Challenge
Find each line with "chua" and copy it.

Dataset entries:
——————————

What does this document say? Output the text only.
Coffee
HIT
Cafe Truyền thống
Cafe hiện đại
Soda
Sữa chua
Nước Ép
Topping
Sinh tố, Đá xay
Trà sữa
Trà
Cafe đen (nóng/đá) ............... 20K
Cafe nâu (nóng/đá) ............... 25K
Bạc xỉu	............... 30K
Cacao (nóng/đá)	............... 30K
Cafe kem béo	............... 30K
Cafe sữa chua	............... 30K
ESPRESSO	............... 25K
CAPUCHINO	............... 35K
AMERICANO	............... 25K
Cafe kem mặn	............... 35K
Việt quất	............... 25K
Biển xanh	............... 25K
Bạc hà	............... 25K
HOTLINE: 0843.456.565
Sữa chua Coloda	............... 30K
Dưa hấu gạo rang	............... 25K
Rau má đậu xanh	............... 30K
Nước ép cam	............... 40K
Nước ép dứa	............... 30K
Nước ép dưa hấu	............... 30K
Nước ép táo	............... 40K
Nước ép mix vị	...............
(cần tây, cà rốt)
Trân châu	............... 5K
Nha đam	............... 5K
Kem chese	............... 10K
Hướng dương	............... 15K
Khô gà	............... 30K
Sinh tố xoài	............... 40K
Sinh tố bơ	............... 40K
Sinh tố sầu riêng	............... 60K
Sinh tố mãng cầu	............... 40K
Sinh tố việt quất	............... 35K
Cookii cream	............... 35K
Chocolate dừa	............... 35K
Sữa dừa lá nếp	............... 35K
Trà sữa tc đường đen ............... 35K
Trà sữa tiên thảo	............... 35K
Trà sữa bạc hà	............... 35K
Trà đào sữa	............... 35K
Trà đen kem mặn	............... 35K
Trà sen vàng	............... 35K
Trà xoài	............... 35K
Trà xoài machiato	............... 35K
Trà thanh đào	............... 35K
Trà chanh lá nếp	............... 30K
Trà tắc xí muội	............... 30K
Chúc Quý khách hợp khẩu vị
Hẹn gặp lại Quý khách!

——————————

Written reply
Sữa chua
Cafe sữa chua	............... 30K
Sữa chua Coloda	............... 30K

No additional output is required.